**DATA FOR THIS EXERCISE**.
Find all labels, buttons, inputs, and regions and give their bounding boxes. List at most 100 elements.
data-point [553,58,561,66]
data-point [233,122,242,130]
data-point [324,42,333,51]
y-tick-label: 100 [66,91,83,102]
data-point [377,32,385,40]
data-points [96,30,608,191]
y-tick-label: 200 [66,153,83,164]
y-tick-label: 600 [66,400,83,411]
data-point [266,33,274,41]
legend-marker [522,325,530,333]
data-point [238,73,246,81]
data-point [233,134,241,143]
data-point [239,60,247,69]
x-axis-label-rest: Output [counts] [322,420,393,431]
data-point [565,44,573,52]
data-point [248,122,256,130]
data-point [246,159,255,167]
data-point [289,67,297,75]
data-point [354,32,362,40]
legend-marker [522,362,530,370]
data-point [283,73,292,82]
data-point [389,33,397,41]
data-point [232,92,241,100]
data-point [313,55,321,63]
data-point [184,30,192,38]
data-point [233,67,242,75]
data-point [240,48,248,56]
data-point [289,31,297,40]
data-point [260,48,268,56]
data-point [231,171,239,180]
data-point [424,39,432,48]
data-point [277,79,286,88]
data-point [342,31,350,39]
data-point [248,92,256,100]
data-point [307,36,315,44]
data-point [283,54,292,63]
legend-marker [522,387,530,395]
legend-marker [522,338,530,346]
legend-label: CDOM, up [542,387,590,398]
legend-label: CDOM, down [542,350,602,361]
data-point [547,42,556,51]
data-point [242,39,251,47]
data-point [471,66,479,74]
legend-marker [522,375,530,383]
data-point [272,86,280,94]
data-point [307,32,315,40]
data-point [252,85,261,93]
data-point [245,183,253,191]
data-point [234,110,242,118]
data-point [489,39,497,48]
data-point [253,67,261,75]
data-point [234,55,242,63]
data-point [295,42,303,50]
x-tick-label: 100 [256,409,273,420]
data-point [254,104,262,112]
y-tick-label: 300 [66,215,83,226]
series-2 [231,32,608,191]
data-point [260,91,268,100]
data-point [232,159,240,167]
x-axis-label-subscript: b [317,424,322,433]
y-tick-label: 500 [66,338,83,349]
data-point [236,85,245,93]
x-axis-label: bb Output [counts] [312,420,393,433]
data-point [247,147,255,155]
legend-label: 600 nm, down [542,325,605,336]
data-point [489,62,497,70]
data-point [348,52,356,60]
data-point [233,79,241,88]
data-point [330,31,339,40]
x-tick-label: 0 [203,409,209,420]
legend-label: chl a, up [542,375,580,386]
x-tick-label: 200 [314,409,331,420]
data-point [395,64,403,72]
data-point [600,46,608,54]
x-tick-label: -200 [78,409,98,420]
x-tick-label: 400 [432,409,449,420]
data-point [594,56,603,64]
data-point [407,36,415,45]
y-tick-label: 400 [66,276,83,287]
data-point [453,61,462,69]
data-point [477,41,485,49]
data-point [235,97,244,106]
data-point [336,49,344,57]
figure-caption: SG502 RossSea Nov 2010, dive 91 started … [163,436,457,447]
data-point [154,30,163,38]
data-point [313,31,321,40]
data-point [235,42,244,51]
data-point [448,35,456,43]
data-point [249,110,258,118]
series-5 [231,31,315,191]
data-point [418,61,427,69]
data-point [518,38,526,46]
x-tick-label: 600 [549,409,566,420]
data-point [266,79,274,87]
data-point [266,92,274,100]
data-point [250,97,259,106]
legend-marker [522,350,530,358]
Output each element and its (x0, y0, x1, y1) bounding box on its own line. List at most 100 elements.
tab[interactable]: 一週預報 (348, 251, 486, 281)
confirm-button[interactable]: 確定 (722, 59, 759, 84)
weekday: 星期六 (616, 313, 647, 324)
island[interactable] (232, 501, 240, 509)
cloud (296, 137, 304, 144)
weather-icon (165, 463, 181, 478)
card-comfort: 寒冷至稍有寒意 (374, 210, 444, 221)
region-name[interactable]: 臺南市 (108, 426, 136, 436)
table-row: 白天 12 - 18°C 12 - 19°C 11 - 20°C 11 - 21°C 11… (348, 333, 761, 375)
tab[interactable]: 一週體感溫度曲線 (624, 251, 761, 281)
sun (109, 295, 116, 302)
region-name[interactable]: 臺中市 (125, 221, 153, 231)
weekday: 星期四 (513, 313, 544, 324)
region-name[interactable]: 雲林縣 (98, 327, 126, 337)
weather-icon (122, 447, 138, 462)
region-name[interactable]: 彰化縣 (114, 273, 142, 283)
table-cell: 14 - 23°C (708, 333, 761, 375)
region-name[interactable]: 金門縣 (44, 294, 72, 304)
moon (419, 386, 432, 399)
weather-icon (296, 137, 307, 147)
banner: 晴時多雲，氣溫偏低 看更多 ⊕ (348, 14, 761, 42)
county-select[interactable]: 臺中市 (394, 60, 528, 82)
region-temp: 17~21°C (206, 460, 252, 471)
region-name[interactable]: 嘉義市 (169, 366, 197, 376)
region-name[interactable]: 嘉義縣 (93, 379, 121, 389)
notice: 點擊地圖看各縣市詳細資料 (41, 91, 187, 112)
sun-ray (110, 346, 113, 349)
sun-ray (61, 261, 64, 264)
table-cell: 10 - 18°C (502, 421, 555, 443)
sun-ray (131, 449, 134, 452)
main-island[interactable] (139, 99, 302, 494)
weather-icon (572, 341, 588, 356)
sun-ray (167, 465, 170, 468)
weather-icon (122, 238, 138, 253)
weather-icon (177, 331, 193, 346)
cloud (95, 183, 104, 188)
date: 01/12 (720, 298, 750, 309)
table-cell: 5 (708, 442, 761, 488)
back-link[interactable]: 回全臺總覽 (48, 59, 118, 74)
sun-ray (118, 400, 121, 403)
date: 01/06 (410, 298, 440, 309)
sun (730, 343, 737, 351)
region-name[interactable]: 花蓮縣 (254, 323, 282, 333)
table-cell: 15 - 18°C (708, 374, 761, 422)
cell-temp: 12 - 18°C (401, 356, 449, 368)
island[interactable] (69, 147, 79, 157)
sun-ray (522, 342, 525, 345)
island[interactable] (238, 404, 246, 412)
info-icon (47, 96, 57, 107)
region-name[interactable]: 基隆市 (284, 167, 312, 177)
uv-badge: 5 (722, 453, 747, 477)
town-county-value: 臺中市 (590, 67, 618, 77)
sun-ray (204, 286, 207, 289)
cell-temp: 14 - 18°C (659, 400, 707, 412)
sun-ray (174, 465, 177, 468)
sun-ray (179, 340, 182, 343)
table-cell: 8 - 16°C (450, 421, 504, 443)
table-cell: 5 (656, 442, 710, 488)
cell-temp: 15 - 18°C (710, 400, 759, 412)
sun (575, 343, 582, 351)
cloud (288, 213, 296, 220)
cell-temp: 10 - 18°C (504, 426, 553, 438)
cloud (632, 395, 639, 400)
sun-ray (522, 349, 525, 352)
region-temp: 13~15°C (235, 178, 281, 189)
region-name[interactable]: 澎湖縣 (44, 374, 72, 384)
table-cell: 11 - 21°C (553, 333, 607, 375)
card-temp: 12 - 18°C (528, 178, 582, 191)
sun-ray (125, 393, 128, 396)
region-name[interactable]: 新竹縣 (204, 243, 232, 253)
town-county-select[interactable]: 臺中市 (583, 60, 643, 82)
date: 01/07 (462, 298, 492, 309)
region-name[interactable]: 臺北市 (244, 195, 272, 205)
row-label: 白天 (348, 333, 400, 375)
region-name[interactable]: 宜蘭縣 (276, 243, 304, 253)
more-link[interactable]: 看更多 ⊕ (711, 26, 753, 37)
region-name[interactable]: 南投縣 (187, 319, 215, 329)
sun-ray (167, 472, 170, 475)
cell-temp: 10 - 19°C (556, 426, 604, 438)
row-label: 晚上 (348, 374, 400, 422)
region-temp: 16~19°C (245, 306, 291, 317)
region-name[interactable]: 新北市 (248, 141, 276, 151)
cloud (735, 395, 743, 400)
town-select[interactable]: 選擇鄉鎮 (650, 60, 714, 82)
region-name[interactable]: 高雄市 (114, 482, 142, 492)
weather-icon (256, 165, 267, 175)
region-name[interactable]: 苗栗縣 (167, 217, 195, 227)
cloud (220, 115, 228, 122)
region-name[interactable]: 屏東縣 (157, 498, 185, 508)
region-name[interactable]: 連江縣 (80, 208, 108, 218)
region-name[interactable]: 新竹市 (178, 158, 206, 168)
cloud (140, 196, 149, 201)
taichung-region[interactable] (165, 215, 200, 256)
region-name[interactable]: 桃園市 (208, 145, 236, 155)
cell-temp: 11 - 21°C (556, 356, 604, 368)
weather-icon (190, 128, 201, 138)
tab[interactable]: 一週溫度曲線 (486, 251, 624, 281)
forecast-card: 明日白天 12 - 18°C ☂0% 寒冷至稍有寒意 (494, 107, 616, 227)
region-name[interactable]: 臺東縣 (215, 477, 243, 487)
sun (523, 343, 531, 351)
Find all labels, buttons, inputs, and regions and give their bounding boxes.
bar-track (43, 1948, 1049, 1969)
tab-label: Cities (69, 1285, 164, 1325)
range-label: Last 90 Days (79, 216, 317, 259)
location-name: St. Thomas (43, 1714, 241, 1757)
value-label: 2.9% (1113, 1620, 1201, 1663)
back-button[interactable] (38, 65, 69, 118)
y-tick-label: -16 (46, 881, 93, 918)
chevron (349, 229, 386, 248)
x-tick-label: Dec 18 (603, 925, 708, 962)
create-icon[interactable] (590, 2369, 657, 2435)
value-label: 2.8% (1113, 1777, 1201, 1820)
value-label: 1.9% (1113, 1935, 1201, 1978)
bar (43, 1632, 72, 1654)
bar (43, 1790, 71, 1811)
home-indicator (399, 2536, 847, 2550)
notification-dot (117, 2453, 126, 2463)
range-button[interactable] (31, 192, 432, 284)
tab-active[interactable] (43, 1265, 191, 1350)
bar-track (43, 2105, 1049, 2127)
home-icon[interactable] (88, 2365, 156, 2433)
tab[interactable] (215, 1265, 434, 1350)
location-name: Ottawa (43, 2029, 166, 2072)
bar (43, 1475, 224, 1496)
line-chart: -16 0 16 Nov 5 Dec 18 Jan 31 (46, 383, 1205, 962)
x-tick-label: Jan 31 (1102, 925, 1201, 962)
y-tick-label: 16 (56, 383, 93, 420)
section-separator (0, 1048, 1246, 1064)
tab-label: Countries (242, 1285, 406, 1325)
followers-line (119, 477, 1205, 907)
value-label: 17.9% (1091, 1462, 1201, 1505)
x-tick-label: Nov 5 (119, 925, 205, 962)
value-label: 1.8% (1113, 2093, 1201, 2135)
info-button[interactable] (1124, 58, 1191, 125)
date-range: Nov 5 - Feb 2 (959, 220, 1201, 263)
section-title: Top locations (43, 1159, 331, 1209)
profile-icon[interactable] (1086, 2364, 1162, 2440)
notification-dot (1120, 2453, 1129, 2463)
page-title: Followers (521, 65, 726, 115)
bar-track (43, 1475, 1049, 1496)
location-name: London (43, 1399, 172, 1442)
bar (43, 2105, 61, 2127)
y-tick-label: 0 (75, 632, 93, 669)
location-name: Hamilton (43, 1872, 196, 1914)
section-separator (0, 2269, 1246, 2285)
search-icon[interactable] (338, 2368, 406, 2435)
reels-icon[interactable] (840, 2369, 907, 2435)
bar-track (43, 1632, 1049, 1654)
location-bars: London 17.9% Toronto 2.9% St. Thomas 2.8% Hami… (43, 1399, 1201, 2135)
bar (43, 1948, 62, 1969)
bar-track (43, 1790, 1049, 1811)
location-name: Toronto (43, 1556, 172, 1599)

**TO DO**.
Copy the items word for word, starting at the first line and stopping after the line that contains "data-point [489,62,497,70]".

**EXERCISE ANSWER**.
Find all labels, buttons, inputs, and regions and give their bounding boxes. List at most 100 elements.
data-point [553,58,561,66]
data-point [233,122,242,130]
data-point [324,42,333,51]
y-tick-label: 100 [66,91,83,102]
data-point [377,32,385,40]
data-points [96,30,608,191]
y-tick-label: 200 [66,153,83,164]
y-tick-label: 600 [66,400,83,411]
data-point [266,33,274,41]
legend-marker [522,325,530,333]
data-point [238,73,246,81]
data-point [233,134,241,143]
data-point [239,60,247,69]
x-axis-label-rest: Output [counts] [322,420,393,431]
data-point [565,44,573,52]
data-point [248,122,256,130]
data-point [246,159,255,167]
data-point [289,67,297,75]
data-point [354,32,362,40]
legend-marker [522,362,530,370]
data-point [283,73,292,82]
data-point [389,33,397,41]
data-point [232,92,241,100]
data-point [313,55,321,63]
data-point [184,30,192,38]
data-point [233,67,242,75]
data-point [240,48,248,56]
data-point [289,31,297,40]
data-point [260,48,268,56]
data-point [231,171,239,180]
data-point [424,39,432,48]
data-point [277,79,286,88]
data-point [342,31,350,39]
data-point [248,92,256,100]
data-point [307,36,315,44]
data-point [283,54,292,63]
legend-marker [522,387,530,395]
legend-marker [522,338,530,346]
legend-label: CDOM, up [542,387,590,398]
legend-label: CDOM, down [542,350,602,361]
data-point [547,42,556,51]
data-point [242,39,251,47]
data-point [471,66,479,74]
legend-marker [522,375,530,383]
data-point [272,86,280,94]
data-point [307,32,315,40]
data-point [252,85,261,93]
data-point [245,183,253,191]
data-point [234,110,242,118]
data-point [489,39,497,48]
data-point [253,67,261,75]
data-point [234,55,242,63]
data-point [295,42,303,50]
x-tick-label: 100 [256,409,273,420]
data-point [254,104,262,112]
y-tick-label: 300 [66,215,83,226]
series-2 [231,32,608,191]
data-point [260,91,268,100]
data-point [232,159,240,167]
x-axis-label-subscript: b [317,424,322,433]
y-tick-label: 500 [66,338,83,349]
data-point [236,85,245,93]
x-axis-label: bb Output [counts] [312,420,393,433]
data-point [247,147,255,155]
legend-label: 600 nm, down [542,325,605,336]
data-point [489,62,497,70]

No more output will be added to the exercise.